## Provided data
*-*-*

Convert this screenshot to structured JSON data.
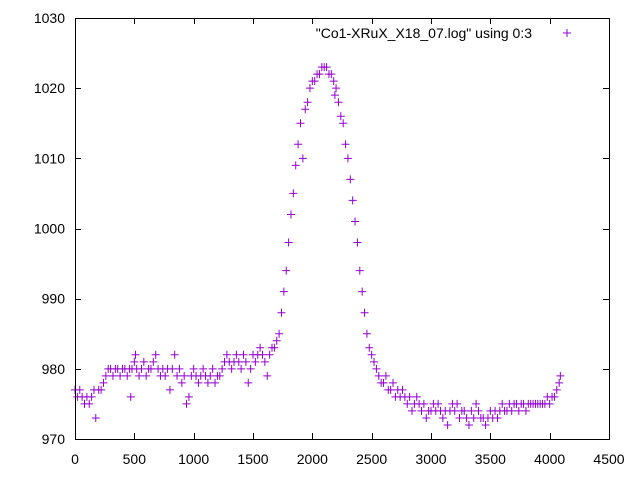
{
  "chart_data": {
    "type": "scatter",
    "marker": "+",
    "color": "#9400d3",
    "xlim": [
      0,
      4500
    ],
    "ylim": [
      970,
      1030
    ],
    "xticks": [
      0,
      500,
      1000,
      1500,
      2000,
      2500,
      3000,
      3500,
      4000,
      4500
    ],
    "yticks": [
      970,
      980,
      990,
      1000,
      1010,
      1020,
      1030
    ],
    "grid": false,
    "legend_position": "top-right",
    "series": [
      {
        "name": "\"Co1-XRuX_X18_07.log\" using 0:3",
        "points": [
          [
            0,
            977
          ],
          [
            20,
            976
          ],
          [
            40,
            977
          ],
          [
            60,
            976
          ],
          [
            80,
            975
          ],
          [
            100,
            976
          ],
          [
            120,
            975
          ],
          [
            140,
            976
          ],
          [
            160,
            977
          ],
          [
            175,
            973
          ],
          [
            200,
            977
          ],
          [
            220,
            977
          ],
          [
            240,
            978
          ],
          [
            260,
            979
          ],
          [
            280,
            980
          ],
          [
            300,
            980
          ],
          [
            320,
            979
          ],
          [
            340,
            980
          ],
          [
            360,
            980
          ],
          [
            380,
            979
          ],
          [
            400,
            980
          ],
          [
            420,
            980
          ],
          [
            440,
            979
          ],
          [
            460,
            980
          ],
          [
            470,
            976
          ],
          [
            480,
            980
          ],
          [
            500,
            981
          ],
          [
            510,
            982
          ],
          [
            520,
            980
          ],
          [
            540,
            979
          ],
          [
            560,
            980
          ],
          [
            580,
            981
          ],
          [
            600,
            979
          ],
          [
            620,
            980
          ],
          [
            640,
            980
          ],
          [
            660,
            981
          ],
          [
            680,
            982
          ],
          [
            700,
            980
          ],
          [
            720,
            979
          ],
          [
            740,
            980
          ],
          [
            760,
            979
          ],
          [
            780,
            980
          ],
          [
            800,
            977
          ],
          [
            820,
            980
          ],
          [
            840,
            982
          ],
          [
            860,
            979
          ],
          [
            880,
            980
          ],
          [
            900,
            978
          ],
          [
            920,
            979
          ],
          [
            940,
            975
          ],
          [
            960,
            976
          ],
          [
            980,
            979
          ],
          [
            1000,
            980
          ],
          [
            1020,
            979
          ],
          [
            1040,
            978
          ],
          [
            1060,
            979
          ],
          [
            1080,
            980
          ],
          [
            1100,
            979
          ],
          [
            1120,
            978
          ],
          [
            1140,
            979
          ],
          [
            1160,
            980
          ],
          [
            1180,
            978
          ],
          [
            1200,
            979
          ],
          [
            1220,
            979
          ],
          [
            1240,
            980
          ],
          [
            1260,
            981
          ],
          [
            1280,
            982
          ],
          [
            1300,
            981
          ],
          [
            1320,
            980
          ],
          [
            1340,
            981
          ],
          [
            1360,
            982
          ],
          [
            1380,
            981
          ],
          [
            1400,
            980
          ],
          [
            1420,
            982
          ],
          [
            1440,
            981
          ],
          [
            1460,
            978
          ],
          [
            1480,
            980
          ],
          [
            1500,
            982
          ],
          [
            1520,
            981
          ],
          [
            1540,
            982
          ],
          [
            1560,
            983
          ],
          [
            1580,
            982
          ],
          [
            1600,
            981
          ],
          [
            1620,
            979
          ],
          [
            1640,
            982
          ],
          [
            1660,
            983
          ],
          [
            1680,
            983
          ],
          [
            1700,
            984
          ],
          [
            1720,
            985
          ],
          [
            1740,
            988
          ],
          [
            1760,
            991
          ],
          [
            1780,
            994
          ],
          [
            1800,
            998
          ],
          [
            1820,
            1002
          ],
          [
            1840,
            1005
          ],
          [
            1860,
            1009
          ],
          [
            1880,
            1012
          ],
          [
            1900,
            1015
          ],
          [
            1920,
            1010
          ],
          [
            1940,
            1017
          ],
          [
            1960,
            1018
          ],
          [
            1980,
            1020
          ],
          [
            2000,
            1021
          ],
          [
            2020,
            1021
          ],
          [
            2040,
            1022
          ],
          [
            2060,
            1022
          ],
          [
            2080,
            1023
          ],
          [
            2100,
            1023
          ],
          [
            2120,
            1023
          ],
          [
            2140,
            1022
          ],
          [
            2160,
            1022
          ],
          [
            2180,
            1021
          ],
          [
            2190,
            1019
          ],
          [
            2200,
            1020
          ],
          [
            2220,
            1018
          ],
          [
            2240,
            1016
          ],
          [
            2260,
            1015
          ],
          [
            2280,
            1012
          ],
          [
            2300,
            1010
          ],
          [
            2320,
            1007
          ],
          [
            2340,
            1004
          ],
          [
            2360,
            1001
          ],
          [
            2380,
            998
          ],
          [
            2400,
            994
          ],
          [
            2420,
            991
          ],
          [
            2440,
            988
          ],
          [
            2460,
            985
          ],
          [
            2480,
            983
          ],
          [
            2500,
            982
          ],
          [
            2520,
            981
          ],
          [
            2540,
            980
          ],
          [
            2560,
            979
          ],
          [
            2580,
            978
          ],
          [
            2600,
            978
          ],
          [
            2620,
            979
          ],
          [
            2640,
            977
          ],
          [
            2660,
            977
          ],
          [
            2680,
            978
          ],
          [
            2700,
            976
          ],
          [
            2720,
            977
          ],
          [
            2740,
            976
          ],
          [
            2760,
            977
          ],
          [
            2780,
            976
          ],
          [
            2800,
            975
          ],
          [
            2820,
            976
          ],
          [
            2840,
            974
          ],
          [
            2860,
            975
          ],
          [
            2880,
            976
          ],
          [
            2900,
            975
          ],
          [
            2920,
            974
          ],
          [
            2940,
            975
          ],
          [
            2960,
            973
          ],
          [
            2980,
            974
          ],
          [
            3000,
            974
          ],
          [
            3020,
            975
          ],
          [
            3040,
            974
          ],
          [
            3060,
            975
          ],
          [
            3080,
            974
          ],
          [
            3100,
            973
          ],
          [
            3120,
            974
          ],
          [
            3140,
            972
          ],
          [
            3160,
            974
          ],
          [
            3180,
            975
          ],
          [
            3200,
            974
          ],
          [
            3220,
            975
          ],
          [
            3240,
            973
          ],
          [
            3260,
            974
          ],
          [
            3280,
            974
          ],
          [
            3300,
            973
          ],
          [
            3320,
            972
          ],
          [
            3340,
            974
          ],
          [
            3360,
            973
          ],
          [
            3380,
            975
          ],
          [
            3400,
            974
          ],
          [
            3420,
            973
          ],
          [
            3440,
            973
          ],
          [
            3460,
            972
          ],
          [
            3480,
            973
          ],
          [
            3500,
            974
          ],
          [
            3520,
            973
          ],
          [
            3540,
            974
          ],
          [
            3560,
            973
          ],
          [
            3580,
            974
          ],
          [
            3600,
            975
          ],
          [
            3620,
            974
          ],
          [
            3640,
            974
          ],
          [
            3660,
            975
          ],
          [
            3680,
            974
          ],
          [
            3700,
            975
          ],
          [
            3720,
            975
          ],
          [
            3740,
            974
          ],
          [
            3760,
            975
          ],
          [
            3780,
            975
          ],
          [
            3800,
            974
          ],
          [
            3820,
            975
          ],
          [
            3840,
            975
          ],
          [
            3860,
            975
          ],
          [
            3880,
            975
          ],
          [
            3900,
            975
          ],
          [
            3920,
            975
          ],
          [
            3940,
            975
          ],
          [
            3960,
            975
          ],
          [
            3980,
            976
          ],
          [
            4000,
            975
          ],
          [
            4020,
            976
          ],
          [
            4040,
            976
          ],
          [
            4060,
            977
          ],
          [
            4080,
            978
          ],
          [
            4090,
            979
          ]
        ]
      }
    ]
  }
}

*-*-*

## Exercise details
Retype the records exactly. Any image in them should not appear in what you write.

## Exercise answer
Convert this screenshot to structured JSON data.
{
  "chart_data": {
    "type": "scatter",
    "marker": "+",
    "color": "#9400d3",
    "xlim": [
      0,
      4500
    ],
    "ylim": [
      970,
      1030
    ],
    "xticks": [
      0,
      500,
      1000,
      1500,
      2000,
      2500,
      3000,
      3500,
      4000,
      4500
    ],
    "yticks": [
      970,
      980,
      990,
      1000,
      1010,
      1020,
      1030
    ],
    "grid": false,
    "legend_position": "top-right",
    "series": [
      {
        "name": "\"Co1-XRuX_X18_07.log\" using 0:3",
        "points": [
          [
            0,
            977
          ],
          [
            20,
            976
          ],
          [
            40,
            977
          ],
          [
            60,
            976
          ],
          [
            80,
            975
          ],
          [
            100,
            976
          ],
          [
            120,
            975
          ],
          [
            140,
            976
          ],
          [
            160,
            977
          ],
          [
            175,
            973
          ],
          [
            200,
            977
          ],
          [
            220,
            977
          ],
          [
            240,
            978
          ],
          [
            260,
            979
          ],
          [
            280,
            980
          ],
          [
            300,
            980
          ],
          [
            320,
            979
          ],
          [
            340,
            980
          ],
          [
            360,
            980
          ],
          [
            380,
            979
          ],
          [
            400,
            980
          ],
          [
            420,
            980
          ],
          [
            440,
            979
          ],
          [
            460,
            980
          ],
          [
            470,
            976
          ],
          [
            480,
            980
          ],
          [
            500,
            981
          ],
          [
            510,
            982
          ],
          [
            520,
            980
          ],
          [
            540,
            979
          ],
          [
            560,
            980
          ],
          [
            580,
            981
          ],
          [
            600,
            979
          ],
          [
            620,
            980
          ],
          [
            640,
            980
          ],
          [
            660,
            981
          ],
          [
            680,
            982
          ],
          [
            700,
            980
          ],
          [
            720,
            979
          ],
          [
            740,
            980
          ],
          [
            760,
            979
          ],
          [
            780,
            980
          ],
          [
            800,
            977
          ],
          [
            820,
            980
          ],
          [
            840,
            982
          ],
          [
            860,
            979
          ],
          [
            880,
            980
          ],
          [
            900,
            978
          ],
          [
            920,
            979
          ],
          [
            940,
            975
          ],
          [
            960,
            976
          ],
          [
            980,
            979
          ],
          [
            1000,
            980
          ],
          [
            1020,
            979
          ],
          [
            1040,
            978
          ],
          [
            1060,
            979
          ],
          [
            1080,
            980
          ],
          [
            1100,
            979
          ],
          [
            1120,
            978
          ],
          [
            1140,
            979
          ],
          [
            1160,
            980
          ],
          [
            1180,
            978
          ],
          [
            1200,
            979
          ],
          [
            1220,
            979
          ],
          [
            1240,
            980
          ],
          [
            1260,
            981
          ],
          [
            1280,
            982
          ],
          [
            1300,
            981
          ],
          [
            1320,
            980
          ],
          [
            1340,
            981
          ],
          [
            1360,
            982
          ],
          [
            1380,
            981
          ],
          [
            1400,
            980
          ],
          [
            1420,
            982
          ],
          [
            1440,
            981
          ],
          [
            1460,
            978
          ],
          [
            1480,
            980
          ],
          [
            1500,
            982
          ],
          [
            1520,
            981
          ],
          [
            1540,
            982
          ],
          [
            1560,
            983
          ],
          [
            1580,
            982
          ],
          [
            1600,
            981
          ],
          [
            1620,
            979
          ],
          [
            1640,
            982
          ],
          [
            1660,
            983
          ],
          [
            1680,
            983
          ],
          [
            1700,
            984
          ],
          [
            1720,
            985
          ],
          [
            1740,
            988
          ],
          [
            1760,
            991
          ],
          [
            1780,
            994
          ],
          [
            1800,
            998
          ],
          [
            1820,
            1002
          ],
          [
            1840,
            1005
          ],
          [
            1860,
            1009
          ],
          [
            1880,
            1012
          ],
          [
            1900,
            1015
          ],
          [
            1920,
            1010
          ],
          [
            1940,
            1017
          ],
          [
            1960,
            1018
          ],
          [
            1980,
            1020
          ],
          [
            2000,
            1021
          ],
          [
            2020,
            1021
          ],
          [
            2040,
            1022
          ],
          [
            2060,
            1022
          ],
          [
            2080,
            1023
          ],
          [
            2100,
            1023
          ],
          [
            2120,
            1023
          ],
          [
            2140,
            1022
          ],
          [
            2160,
            1022
          ],
          [
            2180,
            1021
          ],
          [
            2190,
            1019
          ],
          [
            2200,
            1020
          ],
          [
            2220,
            1018
          ],
          [
            2240,
            1016
          ],
          [
            2260,
            1015
          ],
          [
            2280,
            1012
          ],
          [
            2300,
            1010
          ],
          [
            2320,
            1007
          ],
          [
            2340,
            1004
          ],
          [
            2360,
            1001
          ],
          [
            2380,
            998
          ],
          [
            2400,
            994
          ],
          [
            2420,
            991
          ],
          [
            2440,
            988
          ],
          [
            2460,
            985
          ],
          [
            2480,
            983
          ],
          [
            2500,
            982
          ],
          [
            2520,
            981
          ],
          [
            2540,
            980
          ],
          [
            2560,
            979
          ],
          [
            2580,
            978
          ],
          [
            2600,
            978
          ],
          [
            2620,
            979
          ],
          [
            2640,
            977
          ],
          [
            2660,
            977
          ],
          [
            2680,
            978
          ],
          [
            2700,
            976
          ],
          [
            2720,
            977
          ],
          [
            2740,
            976
          ],
          [
            2760,
            977
          ],
          [
            2780,
            976
          ],
          [
            2800,
            975
          ],
          [
            2820,
            976
          ],
          [
            2840,
            974
          ],
          [
            2860,
            975
          ],
          [
            2880,
            976
          ],
          [
            2900,
            975
          ],
          [
            2920,
            974
          ],
          [
            2940,
            975
          ],
          [
            2960,
            973
          ],
          [
            2980,
            974
          ],
          [
            3000,
            974
          ],
          [
            3020,
            975
          ],
          [
            3040,
            974
          ],
          [
            3060,
            975
          ],
          [
            3080,
            974
          ],
          [
            3100,
            973
          ],
          [
            3120,
            974
          ],
          [
            3140,
            972
          ],
          [
            3160,
            974
          ],
          [
            3180,
            975
          ],
          [
            3200,
            974
          ],
          [
            3220,
            975
          ],
          [
            3240,
            973
          ],
          [
            3260,
            974
          ],
          [
            3280,
            974
          ],
          [
            3300,
            973
          ],
          [
            3320,
            972
          ],
          [
            3340,
            974
          ],
          [
            3360,
            973
          ],
          [
            3380,
            975
          ],
          [
            3400,
            974
          ],
          [
            3420,
            973
          ],
          [
            3440,
            973
          ],
          [
            3460,
            972
          ],
          [
            3480,
            973
          ],
          [
            3500,
            974
          ],
          [
            3520,
            973
          ],
          [
            3540,
            974
          ],
          [
            3560,
            973
          ],
          [
            3580,
            974
          ],
          [
            3600,
            975
          ],
          [
            3620,
            974
          ],
          [
            3640,
            974
          ],
          [
            3660,
            975
          ],
          [
            3680,
            974
          ],
          [
            3700,
            975
          ],
          [
            3720,
            975
          ],
          [
            3740,
            974
          ],
          [
            3760,
            975
          ],
          [
            3780,
            975
          ],
          [
            3800,
            974
          ],
          [
            3820,
            975
          ],
          [
            3840,
            975
          ],
          [
            3860,
            975
          ],
          [
            3880,
            975
          ],
          [
            3900,
            975
          ],
          [
            3920,
            975
          ],
          [
            3940,
            975
          ],
          [
            3960,
            975
          ],
          [
            3980,
            976
          ],
          [
            4000,
            975
          ],
          [
            4020,
            976
          ],
          [
            4040,
            976
          ],
          [
            4060,
            977
          ],
          [
            4080,
            978
          ],
          [
            4090,
            979
          ]
        ]
      }
    ]
  }
}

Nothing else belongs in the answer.